Each line that holds the word "Semantics" is to be identified and copied.

(Collection entries)
□ □ □
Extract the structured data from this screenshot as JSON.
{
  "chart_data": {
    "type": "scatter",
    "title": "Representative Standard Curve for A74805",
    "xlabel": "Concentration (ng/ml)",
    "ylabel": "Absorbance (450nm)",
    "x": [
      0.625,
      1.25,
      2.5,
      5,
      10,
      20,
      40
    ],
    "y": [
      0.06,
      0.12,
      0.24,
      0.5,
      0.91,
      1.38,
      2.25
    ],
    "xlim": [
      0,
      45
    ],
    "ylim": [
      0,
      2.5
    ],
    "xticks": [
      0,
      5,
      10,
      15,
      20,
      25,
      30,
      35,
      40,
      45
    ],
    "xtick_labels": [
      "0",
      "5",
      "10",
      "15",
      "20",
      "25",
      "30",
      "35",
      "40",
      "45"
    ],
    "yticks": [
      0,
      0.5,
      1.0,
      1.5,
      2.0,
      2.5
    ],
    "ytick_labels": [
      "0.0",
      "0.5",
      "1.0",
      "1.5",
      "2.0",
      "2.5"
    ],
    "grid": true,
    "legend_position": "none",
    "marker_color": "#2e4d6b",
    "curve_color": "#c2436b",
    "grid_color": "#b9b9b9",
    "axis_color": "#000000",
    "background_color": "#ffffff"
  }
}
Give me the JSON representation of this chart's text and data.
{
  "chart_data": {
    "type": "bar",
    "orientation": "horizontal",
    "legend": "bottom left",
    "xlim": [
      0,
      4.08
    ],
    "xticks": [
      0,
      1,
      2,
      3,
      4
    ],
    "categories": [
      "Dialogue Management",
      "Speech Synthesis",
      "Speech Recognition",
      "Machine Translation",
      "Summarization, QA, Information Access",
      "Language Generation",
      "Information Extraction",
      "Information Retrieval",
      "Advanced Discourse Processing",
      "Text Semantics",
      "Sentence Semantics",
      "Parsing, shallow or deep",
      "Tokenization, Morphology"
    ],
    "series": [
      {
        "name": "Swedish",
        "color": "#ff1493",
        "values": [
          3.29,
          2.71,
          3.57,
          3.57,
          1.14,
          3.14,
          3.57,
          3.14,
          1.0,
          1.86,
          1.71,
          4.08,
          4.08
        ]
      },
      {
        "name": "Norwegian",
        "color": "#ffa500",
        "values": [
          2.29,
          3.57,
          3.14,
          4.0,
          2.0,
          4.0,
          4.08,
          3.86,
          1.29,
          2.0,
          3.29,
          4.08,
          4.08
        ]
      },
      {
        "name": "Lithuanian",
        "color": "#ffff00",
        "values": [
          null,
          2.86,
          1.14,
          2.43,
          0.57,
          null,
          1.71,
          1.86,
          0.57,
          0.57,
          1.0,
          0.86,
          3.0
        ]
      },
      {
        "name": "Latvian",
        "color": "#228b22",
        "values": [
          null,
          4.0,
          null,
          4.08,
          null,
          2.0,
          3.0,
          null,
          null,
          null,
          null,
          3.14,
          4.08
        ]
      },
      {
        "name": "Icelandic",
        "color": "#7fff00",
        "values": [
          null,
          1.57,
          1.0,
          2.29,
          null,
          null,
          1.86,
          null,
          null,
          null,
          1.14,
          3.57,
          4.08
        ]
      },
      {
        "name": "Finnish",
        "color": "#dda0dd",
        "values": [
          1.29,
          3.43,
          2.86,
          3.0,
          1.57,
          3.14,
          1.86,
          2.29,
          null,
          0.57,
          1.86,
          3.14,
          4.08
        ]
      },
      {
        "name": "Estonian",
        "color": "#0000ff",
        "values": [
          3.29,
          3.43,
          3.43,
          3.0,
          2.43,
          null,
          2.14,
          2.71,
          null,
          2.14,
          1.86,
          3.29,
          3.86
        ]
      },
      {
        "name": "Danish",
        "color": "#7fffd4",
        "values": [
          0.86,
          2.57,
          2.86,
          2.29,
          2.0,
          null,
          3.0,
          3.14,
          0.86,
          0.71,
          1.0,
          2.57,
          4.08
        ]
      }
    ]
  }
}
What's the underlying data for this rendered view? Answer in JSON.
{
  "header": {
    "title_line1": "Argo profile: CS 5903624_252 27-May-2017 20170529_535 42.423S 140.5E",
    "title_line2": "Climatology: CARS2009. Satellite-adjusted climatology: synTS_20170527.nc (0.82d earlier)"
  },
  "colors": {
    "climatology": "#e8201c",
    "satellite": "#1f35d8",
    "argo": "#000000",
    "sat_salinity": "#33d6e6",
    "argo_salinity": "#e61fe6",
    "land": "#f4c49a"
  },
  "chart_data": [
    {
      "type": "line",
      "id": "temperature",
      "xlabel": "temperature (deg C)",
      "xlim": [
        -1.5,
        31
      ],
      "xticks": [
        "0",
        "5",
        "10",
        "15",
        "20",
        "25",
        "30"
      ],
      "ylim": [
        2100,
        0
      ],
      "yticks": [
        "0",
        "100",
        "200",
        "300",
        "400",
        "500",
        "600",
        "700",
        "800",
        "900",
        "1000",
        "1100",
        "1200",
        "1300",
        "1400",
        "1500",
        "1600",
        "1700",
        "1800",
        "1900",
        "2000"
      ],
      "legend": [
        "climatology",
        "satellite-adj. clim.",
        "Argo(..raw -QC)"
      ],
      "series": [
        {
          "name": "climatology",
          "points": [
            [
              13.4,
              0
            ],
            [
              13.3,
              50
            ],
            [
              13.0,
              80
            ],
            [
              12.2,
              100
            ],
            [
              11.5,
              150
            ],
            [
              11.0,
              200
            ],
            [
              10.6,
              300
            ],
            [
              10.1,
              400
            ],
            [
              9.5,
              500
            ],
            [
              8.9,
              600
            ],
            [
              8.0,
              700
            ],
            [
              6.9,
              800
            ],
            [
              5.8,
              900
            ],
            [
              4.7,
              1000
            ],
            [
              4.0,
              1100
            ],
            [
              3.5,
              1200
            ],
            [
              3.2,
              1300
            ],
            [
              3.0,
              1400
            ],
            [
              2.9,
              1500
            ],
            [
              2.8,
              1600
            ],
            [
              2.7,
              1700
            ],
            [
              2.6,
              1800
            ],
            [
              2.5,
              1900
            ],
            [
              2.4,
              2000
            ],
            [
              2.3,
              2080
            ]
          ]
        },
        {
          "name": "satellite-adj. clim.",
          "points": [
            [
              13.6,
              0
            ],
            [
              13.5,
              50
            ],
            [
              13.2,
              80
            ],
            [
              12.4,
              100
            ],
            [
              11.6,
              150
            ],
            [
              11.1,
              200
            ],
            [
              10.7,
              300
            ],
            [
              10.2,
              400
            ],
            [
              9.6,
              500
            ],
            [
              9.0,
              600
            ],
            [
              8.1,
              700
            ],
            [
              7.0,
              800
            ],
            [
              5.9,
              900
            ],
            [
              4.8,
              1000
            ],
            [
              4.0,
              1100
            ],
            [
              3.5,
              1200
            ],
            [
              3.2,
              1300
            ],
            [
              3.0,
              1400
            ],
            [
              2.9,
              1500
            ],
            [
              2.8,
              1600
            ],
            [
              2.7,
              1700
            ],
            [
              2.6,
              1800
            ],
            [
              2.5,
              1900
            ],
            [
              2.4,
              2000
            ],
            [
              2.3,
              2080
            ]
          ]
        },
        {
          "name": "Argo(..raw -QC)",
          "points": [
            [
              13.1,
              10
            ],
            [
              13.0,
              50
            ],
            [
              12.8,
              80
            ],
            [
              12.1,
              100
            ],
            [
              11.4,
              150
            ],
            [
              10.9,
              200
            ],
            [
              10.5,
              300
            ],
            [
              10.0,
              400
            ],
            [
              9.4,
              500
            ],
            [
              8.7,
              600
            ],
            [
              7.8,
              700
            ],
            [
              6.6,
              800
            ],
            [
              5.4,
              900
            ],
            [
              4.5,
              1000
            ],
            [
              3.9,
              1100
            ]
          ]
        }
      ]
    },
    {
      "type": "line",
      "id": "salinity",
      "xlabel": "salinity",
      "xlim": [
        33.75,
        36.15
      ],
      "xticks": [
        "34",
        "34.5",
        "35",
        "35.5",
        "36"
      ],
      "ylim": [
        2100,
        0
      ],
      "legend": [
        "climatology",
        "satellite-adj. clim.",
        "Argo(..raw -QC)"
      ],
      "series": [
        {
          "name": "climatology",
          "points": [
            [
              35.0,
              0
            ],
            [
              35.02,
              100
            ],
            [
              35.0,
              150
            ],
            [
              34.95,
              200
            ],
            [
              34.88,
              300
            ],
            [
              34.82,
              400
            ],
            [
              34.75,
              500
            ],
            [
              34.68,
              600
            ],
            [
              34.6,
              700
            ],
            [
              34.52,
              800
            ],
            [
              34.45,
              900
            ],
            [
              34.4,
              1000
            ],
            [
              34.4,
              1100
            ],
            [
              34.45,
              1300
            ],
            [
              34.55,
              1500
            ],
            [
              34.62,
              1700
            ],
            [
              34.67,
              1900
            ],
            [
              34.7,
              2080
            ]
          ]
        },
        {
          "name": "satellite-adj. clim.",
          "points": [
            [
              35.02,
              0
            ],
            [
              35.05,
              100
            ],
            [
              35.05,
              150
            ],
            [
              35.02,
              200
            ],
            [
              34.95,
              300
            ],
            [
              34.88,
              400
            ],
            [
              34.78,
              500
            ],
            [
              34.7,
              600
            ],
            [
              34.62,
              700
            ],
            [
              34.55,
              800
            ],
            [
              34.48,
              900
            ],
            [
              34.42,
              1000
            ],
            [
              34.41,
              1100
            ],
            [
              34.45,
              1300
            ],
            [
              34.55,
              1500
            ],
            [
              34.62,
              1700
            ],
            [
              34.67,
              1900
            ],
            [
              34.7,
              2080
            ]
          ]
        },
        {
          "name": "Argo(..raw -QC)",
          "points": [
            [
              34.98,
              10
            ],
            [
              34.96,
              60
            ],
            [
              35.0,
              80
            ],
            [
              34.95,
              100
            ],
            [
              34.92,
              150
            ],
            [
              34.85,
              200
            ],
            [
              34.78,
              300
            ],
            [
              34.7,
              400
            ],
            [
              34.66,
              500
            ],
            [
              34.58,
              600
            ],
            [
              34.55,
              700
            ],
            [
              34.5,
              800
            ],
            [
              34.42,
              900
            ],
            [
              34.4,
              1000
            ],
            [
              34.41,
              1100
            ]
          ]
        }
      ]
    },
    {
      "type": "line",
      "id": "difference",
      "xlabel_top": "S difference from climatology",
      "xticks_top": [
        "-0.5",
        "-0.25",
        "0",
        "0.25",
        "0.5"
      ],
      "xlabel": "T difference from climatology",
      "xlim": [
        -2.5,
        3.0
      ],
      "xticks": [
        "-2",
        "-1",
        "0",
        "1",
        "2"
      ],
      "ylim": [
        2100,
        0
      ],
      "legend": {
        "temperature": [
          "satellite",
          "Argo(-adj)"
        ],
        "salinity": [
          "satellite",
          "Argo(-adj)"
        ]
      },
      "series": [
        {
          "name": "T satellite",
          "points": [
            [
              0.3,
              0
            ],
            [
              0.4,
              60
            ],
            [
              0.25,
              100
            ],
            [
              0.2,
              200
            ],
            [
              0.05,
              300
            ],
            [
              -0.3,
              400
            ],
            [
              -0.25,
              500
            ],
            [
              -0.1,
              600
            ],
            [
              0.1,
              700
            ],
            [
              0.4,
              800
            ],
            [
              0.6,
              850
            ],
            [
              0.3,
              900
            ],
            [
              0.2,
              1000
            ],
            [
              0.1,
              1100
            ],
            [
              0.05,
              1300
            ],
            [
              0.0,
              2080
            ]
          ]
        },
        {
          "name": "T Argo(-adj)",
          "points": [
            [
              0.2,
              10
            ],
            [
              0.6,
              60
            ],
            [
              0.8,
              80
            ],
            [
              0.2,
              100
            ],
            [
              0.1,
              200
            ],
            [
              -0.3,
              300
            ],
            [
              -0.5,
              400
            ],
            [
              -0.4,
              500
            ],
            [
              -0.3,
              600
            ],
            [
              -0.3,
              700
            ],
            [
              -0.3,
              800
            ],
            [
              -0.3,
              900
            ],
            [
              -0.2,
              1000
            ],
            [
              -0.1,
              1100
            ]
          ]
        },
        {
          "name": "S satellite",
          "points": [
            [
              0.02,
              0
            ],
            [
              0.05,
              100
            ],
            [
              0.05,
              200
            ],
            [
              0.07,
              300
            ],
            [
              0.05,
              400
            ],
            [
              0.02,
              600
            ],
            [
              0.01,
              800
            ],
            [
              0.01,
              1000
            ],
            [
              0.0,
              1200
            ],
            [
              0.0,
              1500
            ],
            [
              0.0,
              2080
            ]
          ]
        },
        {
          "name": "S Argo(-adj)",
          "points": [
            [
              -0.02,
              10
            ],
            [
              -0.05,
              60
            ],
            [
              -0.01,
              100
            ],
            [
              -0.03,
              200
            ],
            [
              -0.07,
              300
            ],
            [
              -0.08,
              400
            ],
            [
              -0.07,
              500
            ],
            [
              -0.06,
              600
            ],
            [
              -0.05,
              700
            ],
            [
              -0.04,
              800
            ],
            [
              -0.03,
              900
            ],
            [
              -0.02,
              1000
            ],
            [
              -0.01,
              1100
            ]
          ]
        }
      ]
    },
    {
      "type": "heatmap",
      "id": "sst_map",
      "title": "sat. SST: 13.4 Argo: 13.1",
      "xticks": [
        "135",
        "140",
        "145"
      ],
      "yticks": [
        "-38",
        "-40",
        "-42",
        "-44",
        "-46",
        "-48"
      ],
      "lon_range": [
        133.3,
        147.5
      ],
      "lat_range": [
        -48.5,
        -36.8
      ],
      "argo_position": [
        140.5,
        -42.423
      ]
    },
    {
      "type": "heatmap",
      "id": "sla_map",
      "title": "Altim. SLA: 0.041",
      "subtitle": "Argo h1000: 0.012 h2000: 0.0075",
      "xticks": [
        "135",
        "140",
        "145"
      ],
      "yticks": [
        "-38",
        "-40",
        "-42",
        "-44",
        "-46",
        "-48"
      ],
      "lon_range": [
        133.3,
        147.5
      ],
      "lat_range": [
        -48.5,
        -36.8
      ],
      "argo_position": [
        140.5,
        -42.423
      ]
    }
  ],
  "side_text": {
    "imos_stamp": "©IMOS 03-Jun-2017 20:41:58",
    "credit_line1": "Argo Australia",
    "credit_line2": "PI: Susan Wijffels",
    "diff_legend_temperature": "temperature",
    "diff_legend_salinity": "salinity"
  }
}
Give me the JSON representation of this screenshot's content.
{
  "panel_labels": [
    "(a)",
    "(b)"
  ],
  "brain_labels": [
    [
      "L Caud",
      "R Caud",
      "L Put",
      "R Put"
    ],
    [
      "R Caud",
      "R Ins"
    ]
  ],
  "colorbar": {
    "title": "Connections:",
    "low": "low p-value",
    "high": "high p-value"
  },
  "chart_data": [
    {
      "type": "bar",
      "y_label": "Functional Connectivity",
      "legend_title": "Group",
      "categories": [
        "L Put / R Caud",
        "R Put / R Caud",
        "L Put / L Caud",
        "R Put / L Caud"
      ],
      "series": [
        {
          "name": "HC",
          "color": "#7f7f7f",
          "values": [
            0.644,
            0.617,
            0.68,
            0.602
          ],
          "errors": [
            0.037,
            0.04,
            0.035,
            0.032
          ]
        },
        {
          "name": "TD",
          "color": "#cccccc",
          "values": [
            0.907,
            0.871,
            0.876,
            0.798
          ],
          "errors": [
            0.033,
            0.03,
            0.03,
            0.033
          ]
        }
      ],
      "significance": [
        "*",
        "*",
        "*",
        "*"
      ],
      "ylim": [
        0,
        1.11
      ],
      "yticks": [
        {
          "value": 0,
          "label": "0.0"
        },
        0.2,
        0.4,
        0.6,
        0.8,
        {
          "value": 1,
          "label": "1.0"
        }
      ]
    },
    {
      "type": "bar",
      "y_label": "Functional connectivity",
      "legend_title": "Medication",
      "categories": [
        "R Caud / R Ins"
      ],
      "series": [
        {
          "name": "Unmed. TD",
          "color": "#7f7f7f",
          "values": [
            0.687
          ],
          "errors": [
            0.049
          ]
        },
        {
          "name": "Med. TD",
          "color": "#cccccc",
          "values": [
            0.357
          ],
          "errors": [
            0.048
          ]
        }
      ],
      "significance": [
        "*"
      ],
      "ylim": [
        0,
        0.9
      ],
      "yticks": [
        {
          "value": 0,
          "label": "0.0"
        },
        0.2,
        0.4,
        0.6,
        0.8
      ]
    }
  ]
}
□ □ □
* [Result for this exercise]
      "Text Semantics",
      "Sentence Semantics",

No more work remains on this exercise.